Without including the pictures, copy out every line below.

(Stored records)
══════

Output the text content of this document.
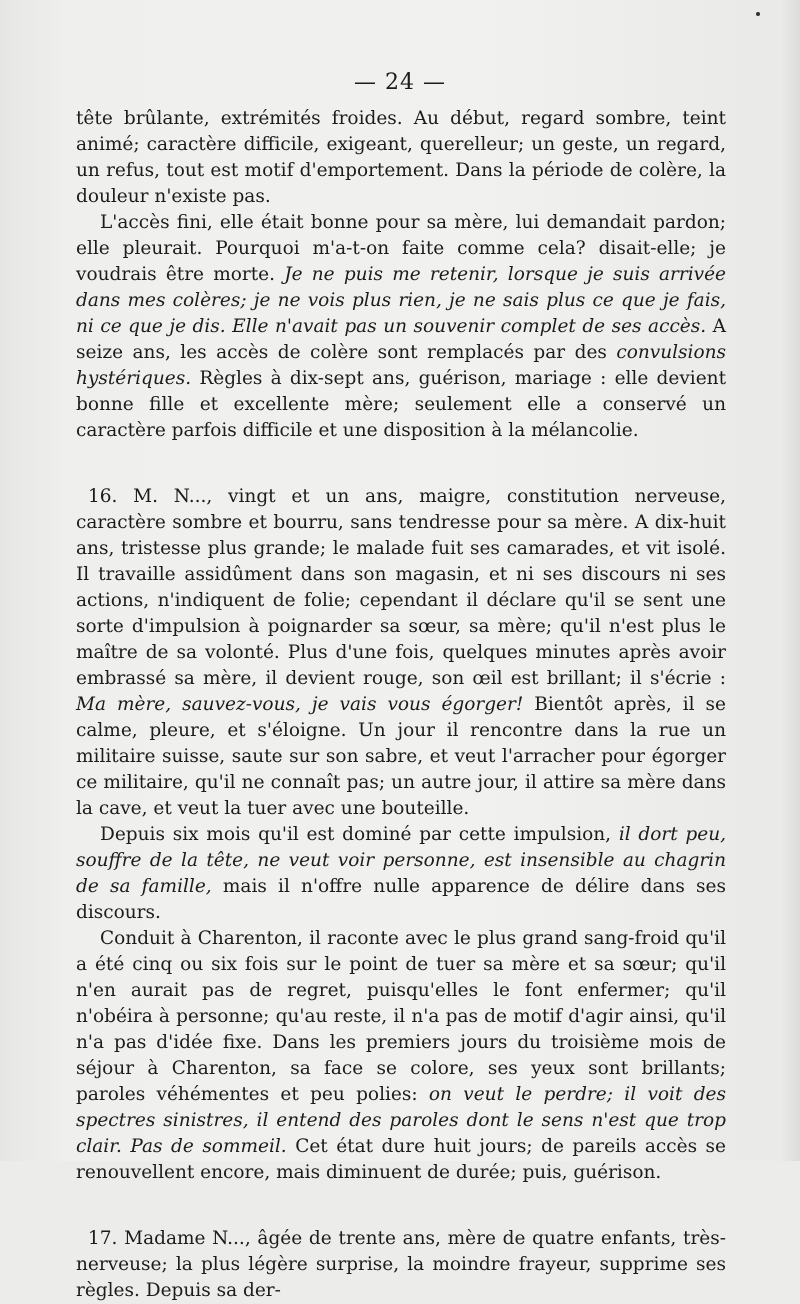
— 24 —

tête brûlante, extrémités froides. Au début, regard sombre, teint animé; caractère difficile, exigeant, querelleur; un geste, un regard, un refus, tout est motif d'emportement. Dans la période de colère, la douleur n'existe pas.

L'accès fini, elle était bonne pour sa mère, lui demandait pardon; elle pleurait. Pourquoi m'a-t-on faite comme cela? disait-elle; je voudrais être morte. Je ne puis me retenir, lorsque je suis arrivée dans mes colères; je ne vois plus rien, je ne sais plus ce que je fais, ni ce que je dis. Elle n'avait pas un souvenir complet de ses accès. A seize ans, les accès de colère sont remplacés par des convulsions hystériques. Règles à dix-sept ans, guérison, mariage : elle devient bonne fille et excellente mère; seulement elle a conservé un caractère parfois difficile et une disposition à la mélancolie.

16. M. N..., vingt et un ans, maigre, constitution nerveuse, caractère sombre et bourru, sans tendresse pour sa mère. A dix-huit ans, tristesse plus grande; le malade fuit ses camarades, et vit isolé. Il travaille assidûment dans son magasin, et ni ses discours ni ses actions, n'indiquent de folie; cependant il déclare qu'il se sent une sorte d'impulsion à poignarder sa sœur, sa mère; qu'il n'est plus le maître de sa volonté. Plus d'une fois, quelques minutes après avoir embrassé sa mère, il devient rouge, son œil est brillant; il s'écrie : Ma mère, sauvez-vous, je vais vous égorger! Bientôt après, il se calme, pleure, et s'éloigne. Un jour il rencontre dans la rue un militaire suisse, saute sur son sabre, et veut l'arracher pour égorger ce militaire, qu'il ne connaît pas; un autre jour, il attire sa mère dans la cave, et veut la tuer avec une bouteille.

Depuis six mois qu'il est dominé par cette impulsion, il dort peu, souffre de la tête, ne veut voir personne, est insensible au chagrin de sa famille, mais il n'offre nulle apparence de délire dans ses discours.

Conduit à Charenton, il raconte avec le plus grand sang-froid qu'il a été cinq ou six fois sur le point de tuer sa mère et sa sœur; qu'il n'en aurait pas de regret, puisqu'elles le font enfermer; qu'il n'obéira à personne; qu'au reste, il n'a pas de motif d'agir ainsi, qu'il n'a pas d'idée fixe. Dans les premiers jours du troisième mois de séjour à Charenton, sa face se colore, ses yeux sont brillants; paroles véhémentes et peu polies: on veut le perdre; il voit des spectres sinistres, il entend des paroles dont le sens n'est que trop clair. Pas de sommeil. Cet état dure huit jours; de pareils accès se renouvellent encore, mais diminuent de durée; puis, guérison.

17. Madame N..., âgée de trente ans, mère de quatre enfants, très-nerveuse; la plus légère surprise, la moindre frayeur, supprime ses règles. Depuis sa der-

══════

§ **Completed exercise**
Output the text content of this document.
— 24 —

tête brûlante, extrémités froides. Au début, regard sombre, teint animé; caractère difficile, exigeant, querelleur; un geste, un regard, un refus, tout est motif d'emportement. Dans la période de colère, la douleur n'existe pas.

L'accès fini, elle était bonne pour sa mère, lui demandait pardon; elle pleurait. Pourquoi m'a-t-on faite comme cela? disait-elle; je voudrais être morte. Je ne puis me retenir, lorsque je suis arrivée dans mes colères; je ne vois plus rien, je ne sais plus ce que je fais, ni ce que je dis. Elle n'avait pas un souvenir complet de ses accès. A seize ans, les accès de colère sont remplacés par des convulsions hystériques. Règles à dix-sept ans, guérison, mariage : elle devient bonne fille et excellente mère; seulement elle a conservé un caractère parfois difficile et une disposition à la mélancolie.

16. M. N..., vingt et un ans, maigre, constitution nerveuse, caractère sombre et bourru, sans tendresse pour sa mère. A dix-huit ans, tristesse plus grande; le malade fuit ses camarades, et vit isolé. Il travaille assidûment dans son magasin, et ni ses discours ni ses actions, n'indiquent de folie; cependant il déclare qu'il se sent une sorte d'impulsion à poignarder sa sœur, sa mère; qu'il n'est plus le maître de sa volonté. Plus d'une fois, quelques minutes après avoir embrassé sa mère, il devient rouge, son œil est brillant; il s'écrie : Ma mère, sauvez-vous, je vais vous égorger! Bientôt après, il se calme, pleure, et s'éloigne. Un jour il rencontre dans la rue un militaire suisse, saute sur son sabre, et veut l'arracher pour égorger ce militaire, qu'il ne connaît pas; un autre jour, il attire sa mère dans la cave, et veut la tuer avec une bouteille.

Depuis six mois qu'il est dominé par cette impulsion, il dort peu, souffre de la tête, ne veut voir personne, est insensible au chagrin de sa famille, mais il n'offre nulle apparence de délire dans ses discours.

Conduit à Charenton, il raconte avec le plus grand sang-froid qu'il a été cinq ou six fois sur le point de tuer sa mère et sa sœur; qu'il n'en aurait pas de regret, puisqu'elles le font enfermer; qu'il n'obéira à personne; qu'au reste, il n'a pas de motif d'agir ainsi, qu'il n'a pas d'idée fixe. Dans les premiers jours du troisième mois de séjour à Charenton, sa face se colore, ses yeux sont brillants; paroles véhémentes et peu polies: on veut le perdre; il voit des spectres sinistres, il entend des paroles dont le sens n'est que trop clair. Pas de sommeil. Cet état dure huit jours; de pareils accès se renouvellent encore, mais diminuent de durée; puis, guérison.

17. Madame N..., âgée de trente ans, mère de quatre enfants, très-nerveuse; la plus légère surprise, la moindre frayeur, supprime ses règles. Depuis sa der-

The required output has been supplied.